## [Stated exercise]
Everything in the data should be repeated exactly, save for the images.

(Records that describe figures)
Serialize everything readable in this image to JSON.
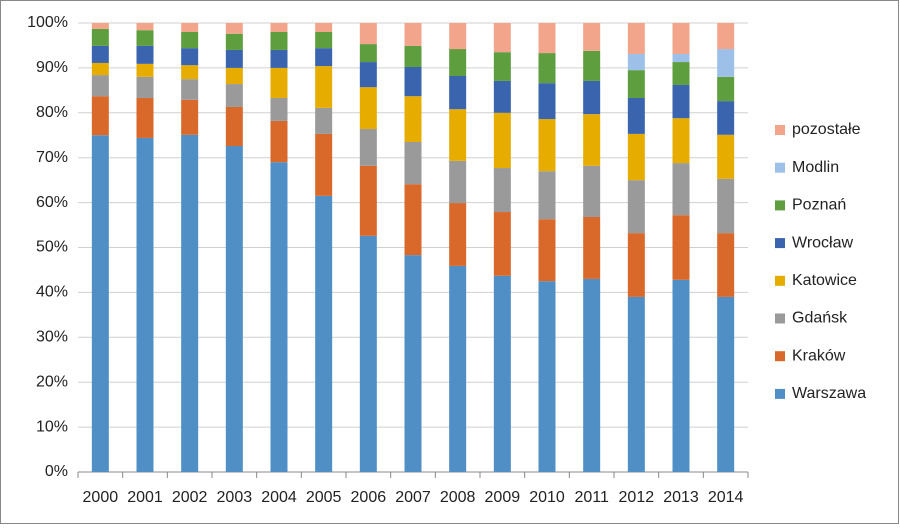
{
  "chart_data": {
    "type": "stacked_bar",
    "categories": [
      "2000",
      "2001",
      "2002",
      "2003",
      "2004",
      "2005",
      "2006",
      "2007",
      "2008",
      "2009",
      "2010",
      "2011",
      "2012",
      "2013",
      "2014"
    ],
    "series": [
      {
        "name": "Warszawa",
        "color": "#4f8fc6",
        "values": [
          75,
          74.4,
          75.1,
          72.6,
          69,
          61.5,
          52.6,
          48.3,
          45.9,
          43.7,
          42.5,
          43,
          39,
          42.8,
          39
        ]
      },
      {
        "name": "Kraków",
        "color": "#d9692b",
        "values": [
          8.7,
          8.9,
          7.8,
          8.7,
          9.2,
          13.8,
          15.6,
          15.8,
          14,
          14.2,
          13.8,
          13.8,
          14.2,
          14.4,
          14.2
        ]
      },
      {
        "name": "Gdańsk",
        "color": "#9a9a9a",
        "values": [
          4.7,
          4.7,
          4.6,
          5.1,
          5.1,
          5.8,
          8.2,
          9.4,
          9.4,
          9.8,
          10.7,
          11.4,
          11.8,
          11.6,
          12.1
        ]
      },
      {
        "name": "Katowice",
        "color": "#e6ac00",
        "values": [
          2.7,
          2.9,
          3.1,
          3.6,
          6.7,
          9.3,
          9.3,
          10.2,
          11.5,
          12.3,
          11.6,
          11.5,
          10.3,
          10,
          9.8
        ]
      },
      {
        "name": "Wrocław",
        "color": "#3a64ae",
        "values": [
          3.8,
          4,
          3.8,
          4,
          4,
          4,
          5.6,
          6.5,
          7.4,
          7.1,
          8,
          7.4,
          8,
          7.4,
          7.5
        ]
      },
      {
        "name": "Poznań",
        "color": "#5e9e3e",
        "values": [
          3.8,
          3.5,
          3.6,
          3.6,
          4,
          3.6,
          4,
          4.7,
          6,
          6.4,
          6.7,
          6.7,
          6.2,
          5.1,
          5.4
        ]
      },
      {
        "name": "Modlin",
        "color": "#9dc0e8",
        "values": [
          0,
          0,
          0,
          0,
          0,
          0,
          0,
          0,
          0,
          0,
          0,
          0,
          3.6,
          1.8,
          6.2
        ]
      },
      {
        "name": "pozostałe",
        "color": "#f2a58a",
        "values": [
          1.3,
          1.6,
          2,
          2.4,
          2,
          2,
          4.7,
          5.1,
          5.8,
          6.5,
          6.7,
          6.2,
          6.9,
          6.9,
          5.8
        ]
      }
    ],
    "ylim": [
      0,
      100
    ],
    "yticks": [
      {
        "value": 0,
        "label": "0%"
      },
      {
        "value": 10,
        "label": "10%"
      },
      {
        "value": 20,
        "label": "20%"
      },
      {
        "value": 30,
        "label": "30%"
      },
      {
        "value": 40,
        "label": "40%"
      },
      {
        "value": 50,
        "label": "50%"
      },
      {
        "value": 60,
        "label": "60%"
      },
      {
        "value": 70,
        "label": "70%"
      },
      {
        "value": 80,
        "label": "80%"
      },
      {
        "value": 90,
        "label": "90%"
      },
      {
        "value": 100,
        "label": "100%"
      }
    ],
    "grid": true,
    "legend": "right"
  }
}
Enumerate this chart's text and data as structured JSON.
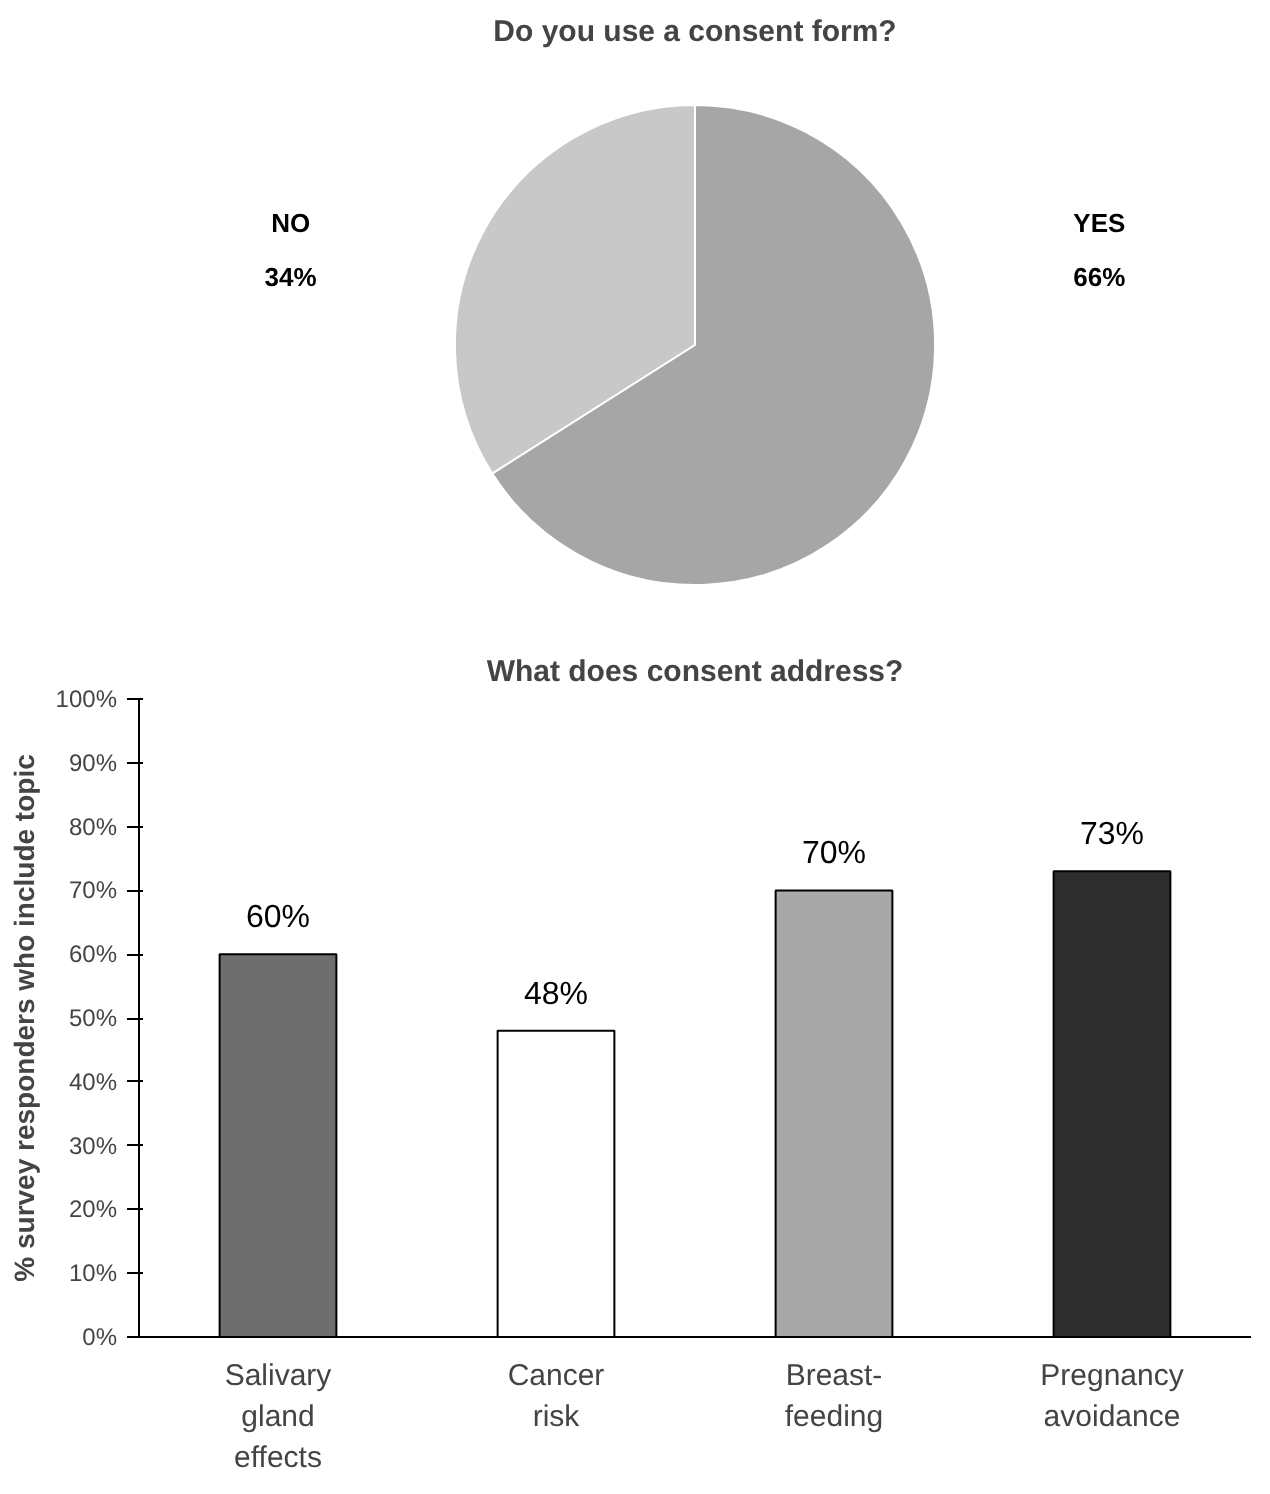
{
  "chart_data": [
    {
      "type": "pie",
      "title": "Do you use a consent form?",
      "categories": [
        "NO",
        "YES"
      ],
      "values": [
        34,
        66
      ],
      "colors": [
        "#c8c8c8",
        "#a6a6a6"
      ],
      "value_labels": [
        "34%",
        "66%"
      ]
    },
    {
      "type": "bar",
      "title": "What does consent address?",
      "ylabel": "% survey responders who include topic",
      "categories": [
        "Salivary gland effects",
        "Cancer risk",
        "Breast-feeding",
        "Pregnancy avoidance"
      ],
      "values": [
        60,
        48,
        70,
        73
      ],
      "colors": [
        "#6e6e6e",
        "#ffffff",
        "#a8a8a8",
        "#2e2e2e"
      ],
      "value_labels": [
        "60%",
        "48%",
        "70%",
        "73%"
      ],
      "ylim": [
        0,
        100
      ],
      "yticks": [
        {
          "value": 0,
          "label": "0%"
        },
        {
          "value": 10,
          "label": "10%"
        },
        {
          "value": 20,
          "label": "20%"
        },
        {
          "value": 30,
          "label": "30%"
        },
        {
          "value": 40,
          "label": "40%"
        },
        {
          "value": 50,
          "label": "50%"
        },
        {
          "value": 60,
          "label": "60%"
        },
        {
          "value": 70,
          "label": "70%"
        },
        {
          "value": 80,
          "label": "80%"
        },
        {
          "value": 90,
          "label": "90%"
        },
        {
          "value": 100,
          "label": "100%"
        }
      ],
      "grid": false
    }
  ]
}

## [Response to the task]
Serialize everything readable in this image to JSON.
{
  "chart_data": {
    "type": "stacked_bar",
    "categories": [
      "2000",
      "2001",
      "2002",
      "2003",
      "2004",
      "2005",
      "2006",
      "2007",
      "2008",
      "2009",
      "2010",
      "2011",
      "2012",
      "2013",
      "2014"
    ],
    "series": [
      {
        "name": "Warszawa",
        "color": "#4f8fc6",
        "values": [
          75,
          74.4,
          75.1,
          72.6,
          69,
          61.5,
          52.6,
          48.3,
          45.9,
          43.7,
          42.5,
          43,
          39,
          42.8,
          39
        ]
      },
      {
        "name": "Kraków",
        "color": "#d9692b",
        "values": [
          8.7,
          8.9,
          7.8,
          8.7,
          9.2,
          13.8,
          15.6,
          15.8,
          14,
          14.2,
          13.8,
          13.8,
          14.2,
          14.4,
          14.2
        ]
      },
      {
        "name": "Gdańsk",
        "color": "#9a9a9a",
        "values": [
          4.7,
          4.7,
          4.6,
          5.1,
          5.1,
          5.8,
          8.2,
          9.4,
          9.4,
          9.8,
          10.7,
          11.4,
          11.8,
          11.6,
          12.1
        ]
      },
      {
        "name": "Katowice",
        "color": "#e6ac00",
        "values": [
          2.7,
          2.9,
          3.1,
          3.6,
          6.7,
          9.3,
          9.3,
          10.2,
          11.5,
          12.3,
          11.6,
          11.5,
          10.3,
          10,
          9.8
        ]
      },
      {
        "name": "Wrocław",
        "color": "#3a64ae",
        "values": [
          3.8,
          4,
          3.8,
          4,
          4,
          4,
          5.6,
          6.5,
          7.4,
          7.1,
          8,
          7.4,
          8,
          7.4,
          7.5
        ]
      },
      {
        "name": "Poznań",
        "color": "#5e9e3e",
        "values": [
          3.8,
          3.5,
          3.6,
          3.6,
          4,
          3.6,
          4,
          4.7,
          6,
          6.4,
          6.7,
          6.7,
          6.2,
          5.1,
          5.4
        ]
      },
      {
        "name": "Modlin",
        "color": "#9dc0e8",
        "values": [
          0,
          0,
          0,
          0,
          0,
          0,
          0,
          0,
          0,
          0,
          0,
          0,
          3.6,
          1.8,
          6.2
        ]
      },
      {
        "name": "pozostałe",
        "color": "#f2a58a",
        "values": [
          1.3,
          1.6,
          2,
          2.4,
          2,
          2,
          4.7,
          5.1,
          5.8,
          6.5,
          6.7,
          6.2,
          6.9,
          6.9,
          5.8
        ]
      }
    ],
    "ylim": [
      0,
      100
    ],
    "yticks": [
      {
        "value": 0,
        "label": "0%"
      },
      {
        "value": 10,
        "label": "10%"
      },
      {
        "value": 20,
        "label": "20%"
      },
      {
        "value": 30,
        "label": "30%"
      },
      {
        "value": 40,
        "label": "40%"
      },
      {
        "value": 50,
        "label": "50%"
      },
      {
        "value": 60,
        "label": "60%"
      },
      {
        "value": 70,
        "label": "70%"
      },
      {
        "value": 80,
        "label": "80%"
      },
      {
        "value": 90,
        "label": "90%"
      },
      {
        "value": 100,
        "label": "100%"
      }
    ],
    "grid": true,
    "legend": "right"
  }
}
Enumerate this chart's text and data as structured JSON.
{
  "chart_data": [
    {
      "type": "pie",
      "title": "Do you use a consent form?",
      "categories": [
        "NO",
        "YES"
      ],
      "values": [
        34,
        66
      ],
      "colors": [
        "#c8c8c8",
        "#a6a6a6"
      ],
      "value_labels": [
        "34%",
        "66%"
      ]
    },
    {
      "type": "bar",
      "title": "What does consent address?",
      "ylabel": "% survey responders who include topic",
      "categories": [
        "Salivary gland effects",
        "Cancer risk",
        "Breast-feeding",
        "Pregnancy avoidance"
      ],
      "values": [
        60,
        48,
        70,
        73
      ],
      "colors": [
        "#6e6e6e",
        "#ffffff",
        "#a8a8a8",
        "#2e2e2e"
      ],
      "value_labels": [
        "60%",
        "48%",
        "70%",
        "73%"
      ],
      "ylim": [
        0,
        100
      ],
      "yticks": [
        {
          "value": 0,
          "label": "0%"
        },
        {
          "value": 10,
          "label": "10%"
        },
        {
          "value": 20,
          "label": "20%"
        },
        {
          "value": 30,
          "label": "30%"
        },
        {
          "value": 40,
          "label": "40%"
        },
        {
          "value": 50,
          "label": "50%"
        },
        {
          "value": 60,
          "label": "60%"
        },
        {
          "value": 70,
          "label": "70%"
        },
        {
          "value": 80,
          "label": "80%"
        },
        {
          "value": 90,
          "label": "90%"
        },
        {
          "value": 100,
          "label": "100%"
        }
      ],
      "grid": false
    }
  ]
}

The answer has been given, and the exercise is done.